— START OF GIVEN ENTRIES —

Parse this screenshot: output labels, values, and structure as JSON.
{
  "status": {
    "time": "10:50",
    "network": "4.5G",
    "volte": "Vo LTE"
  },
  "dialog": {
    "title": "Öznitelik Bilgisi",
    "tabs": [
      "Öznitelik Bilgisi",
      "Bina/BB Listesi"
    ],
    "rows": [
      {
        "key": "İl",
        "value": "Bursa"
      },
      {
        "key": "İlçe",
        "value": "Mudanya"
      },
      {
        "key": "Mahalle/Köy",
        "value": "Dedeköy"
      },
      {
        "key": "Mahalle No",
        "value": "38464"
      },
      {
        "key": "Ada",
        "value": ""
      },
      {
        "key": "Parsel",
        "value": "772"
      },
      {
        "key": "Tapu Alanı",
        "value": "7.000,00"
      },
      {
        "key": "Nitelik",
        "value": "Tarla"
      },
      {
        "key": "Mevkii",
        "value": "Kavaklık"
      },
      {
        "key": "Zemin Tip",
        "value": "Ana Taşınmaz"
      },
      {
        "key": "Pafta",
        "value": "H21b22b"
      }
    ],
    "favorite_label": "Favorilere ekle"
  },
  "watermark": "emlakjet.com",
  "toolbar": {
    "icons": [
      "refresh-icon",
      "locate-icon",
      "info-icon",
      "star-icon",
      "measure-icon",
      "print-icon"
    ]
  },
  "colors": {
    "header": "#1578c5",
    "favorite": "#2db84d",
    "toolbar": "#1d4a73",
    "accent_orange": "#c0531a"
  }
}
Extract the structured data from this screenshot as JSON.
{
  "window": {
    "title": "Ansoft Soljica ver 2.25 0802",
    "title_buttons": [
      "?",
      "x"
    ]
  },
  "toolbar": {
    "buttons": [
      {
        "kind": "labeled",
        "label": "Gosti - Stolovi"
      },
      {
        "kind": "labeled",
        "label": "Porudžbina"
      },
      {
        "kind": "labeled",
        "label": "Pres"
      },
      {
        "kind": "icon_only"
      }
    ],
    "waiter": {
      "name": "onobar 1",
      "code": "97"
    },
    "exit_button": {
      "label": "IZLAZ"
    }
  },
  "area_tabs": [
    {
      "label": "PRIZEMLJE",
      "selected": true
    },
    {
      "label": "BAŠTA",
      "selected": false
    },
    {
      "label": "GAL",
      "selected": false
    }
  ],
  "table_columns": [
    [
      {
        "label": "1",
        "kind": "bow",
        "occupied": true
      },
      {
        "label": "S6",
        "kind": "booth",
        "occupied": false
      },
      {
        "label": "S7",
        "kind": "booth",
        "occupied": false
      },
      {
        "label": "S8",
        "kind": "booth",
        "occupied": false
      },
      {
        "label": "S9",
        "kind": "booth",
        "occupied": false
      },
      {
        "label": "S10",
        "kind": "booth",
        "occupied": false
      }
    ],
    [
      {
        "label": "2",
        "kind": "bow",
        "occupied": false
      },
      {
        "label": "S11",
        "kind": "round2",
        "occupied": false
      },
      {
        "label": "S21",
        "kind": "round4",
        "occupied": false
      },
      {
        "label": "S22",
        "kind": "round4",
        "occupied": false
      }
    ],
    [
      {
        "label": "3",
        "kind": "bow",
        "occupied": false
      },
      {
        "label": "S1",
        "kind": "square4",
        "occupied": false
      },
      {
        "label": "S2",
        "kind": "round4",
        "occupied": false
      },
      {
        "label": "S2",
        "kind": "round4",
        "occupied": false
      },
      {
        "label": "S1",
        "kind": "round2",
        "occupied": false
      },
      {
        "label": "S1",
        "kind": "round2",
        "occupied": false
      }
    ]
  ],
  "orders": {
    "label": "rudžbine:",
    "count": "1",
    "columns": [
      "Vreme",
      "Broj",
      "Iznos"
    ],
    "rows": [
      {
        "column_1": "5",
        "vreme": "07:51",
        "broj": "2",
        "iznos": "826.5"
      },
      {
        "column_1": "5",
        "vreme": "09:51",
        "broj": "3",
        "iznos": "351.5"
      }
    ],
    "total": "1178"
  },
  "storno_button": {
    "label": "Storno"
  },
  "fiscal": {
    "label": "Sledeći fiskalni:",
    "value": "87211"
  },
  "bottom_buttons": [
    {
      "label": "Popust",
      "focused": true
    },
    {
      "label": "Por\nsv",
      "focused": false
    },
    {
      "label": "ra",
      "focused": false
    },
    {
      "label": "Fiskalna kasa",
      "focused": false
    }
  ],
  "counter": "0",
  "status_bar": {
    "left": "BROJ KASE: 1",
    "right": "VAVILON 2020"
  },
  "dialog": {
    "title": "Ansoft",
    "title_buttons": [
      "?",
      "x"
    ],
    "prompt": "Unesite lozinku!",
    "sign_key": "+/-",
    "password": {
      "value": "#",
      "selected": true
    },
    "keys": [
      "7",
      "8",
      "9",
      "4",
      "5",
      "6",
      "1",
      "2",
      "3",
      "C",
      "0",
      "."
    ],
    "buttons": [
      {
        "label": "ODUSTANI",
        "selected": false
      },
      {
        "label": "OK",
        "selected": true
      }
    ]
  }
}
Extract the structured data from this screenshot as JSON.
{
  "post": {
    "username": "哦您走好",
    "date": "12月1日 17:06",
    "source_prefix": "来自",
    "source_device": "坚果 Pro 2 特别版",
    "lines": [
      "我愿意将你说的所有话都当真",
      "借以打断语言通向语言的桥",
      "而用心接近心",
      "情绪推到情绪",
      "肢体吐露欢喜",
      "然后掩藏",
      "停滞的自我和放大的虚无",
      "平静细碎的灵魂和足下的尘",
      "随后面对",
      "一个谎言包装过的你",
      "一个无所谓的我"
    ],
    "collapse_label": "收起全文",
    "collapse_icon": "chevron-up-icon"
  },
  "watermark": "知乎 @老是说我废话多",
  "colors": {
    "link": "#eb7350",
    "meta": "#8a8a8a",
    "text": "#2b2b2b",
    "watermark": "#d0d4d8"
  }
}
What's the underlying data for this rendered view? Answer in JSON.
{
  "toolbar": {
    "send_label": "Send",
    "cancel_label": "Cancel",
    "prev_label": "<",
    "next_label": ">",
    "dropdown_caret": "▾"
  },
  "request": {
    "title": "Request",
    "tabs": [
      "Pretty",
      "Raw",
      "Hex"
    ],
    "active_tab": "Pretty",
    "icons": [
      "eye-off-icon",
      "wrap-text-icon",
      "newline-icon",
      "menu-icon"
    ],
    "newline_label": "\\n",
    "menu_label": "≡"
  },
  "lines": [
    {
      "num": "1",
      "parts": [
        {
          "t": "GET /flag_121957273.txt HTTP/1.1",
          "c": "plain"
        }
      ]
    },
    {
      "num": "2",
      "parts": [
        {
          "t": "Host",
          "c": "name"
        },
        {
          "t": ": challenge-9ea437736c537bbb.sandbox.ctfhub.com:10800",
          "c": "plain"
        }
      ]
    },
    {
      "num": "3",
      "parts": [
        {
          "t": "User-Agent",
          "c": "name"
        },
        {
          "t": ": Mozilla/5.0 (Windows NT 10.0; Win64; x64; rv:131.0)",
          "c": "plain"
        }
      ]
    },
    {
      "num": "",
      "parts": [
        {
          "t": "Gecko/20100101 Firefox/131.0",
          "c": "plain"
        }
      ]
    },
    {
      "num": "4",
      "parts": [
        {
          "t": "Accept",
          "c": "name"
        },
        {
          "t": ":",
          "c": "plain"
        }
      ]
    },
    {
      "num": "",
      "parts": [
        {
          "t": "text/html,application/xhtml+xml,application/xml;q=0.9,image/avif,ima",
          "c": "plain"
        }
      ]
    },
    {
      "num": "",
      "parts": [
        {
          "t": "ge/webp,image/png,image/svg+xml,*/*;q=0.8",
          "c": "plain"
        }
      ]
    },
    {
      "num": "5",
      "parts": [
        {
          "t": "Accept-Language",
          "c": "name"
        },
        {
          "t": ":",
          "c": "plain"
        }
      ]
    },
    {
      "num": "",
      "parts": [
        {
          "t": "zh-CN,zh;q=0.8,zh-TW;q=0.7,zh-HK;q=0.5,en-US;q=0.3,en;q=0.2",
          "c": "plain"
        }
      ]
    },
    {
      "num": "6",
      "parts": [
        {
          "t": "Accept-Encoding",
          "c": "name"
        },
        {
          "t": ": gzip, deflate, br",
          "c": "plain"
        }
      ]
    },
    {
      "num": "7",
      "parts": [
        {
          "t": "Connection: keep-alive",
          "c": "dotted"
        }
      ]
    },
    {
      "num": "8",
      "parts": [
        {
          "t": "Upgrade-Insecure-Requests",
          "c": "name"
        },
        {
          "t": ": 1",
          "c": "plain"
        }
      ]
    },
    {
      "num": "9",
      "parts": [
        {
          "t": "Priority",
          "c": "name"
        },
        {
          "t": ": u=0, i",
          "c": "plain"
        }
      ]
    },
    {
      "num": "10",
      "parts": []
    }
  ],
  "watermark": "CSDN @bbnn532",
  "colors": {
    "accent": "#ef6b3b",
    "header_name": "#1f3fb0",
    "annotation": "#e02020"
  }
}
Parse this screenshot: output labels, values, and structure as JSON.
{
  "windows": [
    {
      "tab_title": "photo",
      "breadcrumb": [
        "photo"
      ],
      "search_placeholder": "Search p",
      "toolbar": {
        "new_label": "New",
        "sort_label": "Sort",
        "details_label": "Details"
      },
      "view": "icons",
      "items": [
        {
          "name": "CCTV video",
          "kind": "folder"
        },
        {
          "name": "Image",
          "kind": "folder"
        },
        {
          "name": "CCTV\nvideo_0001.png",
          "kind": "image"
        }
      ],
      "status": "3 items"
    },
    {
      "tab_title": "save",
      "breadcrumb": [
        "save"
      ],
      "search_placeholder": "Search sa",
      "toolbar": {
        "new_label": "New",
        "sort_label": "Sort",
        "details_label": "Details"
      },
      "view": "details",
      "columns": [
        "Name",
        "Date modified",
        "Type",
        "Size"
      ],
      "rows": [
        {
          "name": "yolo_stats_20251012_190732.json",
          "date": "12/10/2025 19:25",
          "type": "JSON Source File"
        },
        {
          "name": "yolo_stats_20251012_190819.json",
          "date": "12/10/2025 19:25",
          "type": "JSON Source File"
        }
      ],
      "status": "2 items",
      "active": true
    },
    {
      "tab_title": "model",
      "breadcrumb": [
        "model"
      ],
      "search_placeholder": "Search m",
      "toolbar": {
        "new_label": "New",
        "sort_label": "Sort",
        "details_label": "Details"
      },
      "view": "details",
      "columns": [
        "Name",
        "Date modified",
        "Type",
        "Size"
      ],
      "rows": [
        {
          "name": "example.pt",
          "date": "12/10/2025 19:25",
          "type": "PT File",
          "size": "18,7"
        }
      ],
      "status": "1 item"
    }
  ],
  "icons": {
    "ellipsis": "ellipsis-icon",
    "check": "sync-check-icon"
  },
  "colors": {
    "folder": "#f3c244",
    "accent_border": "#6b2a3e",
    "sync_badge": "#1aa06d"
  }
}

— END OF GIVEN ENTRIES —

__TO BE DONE__. State how many lines of the listing above include the word "Search". Give nothing but the number.

__RESULT FOR THIS TASK__. 3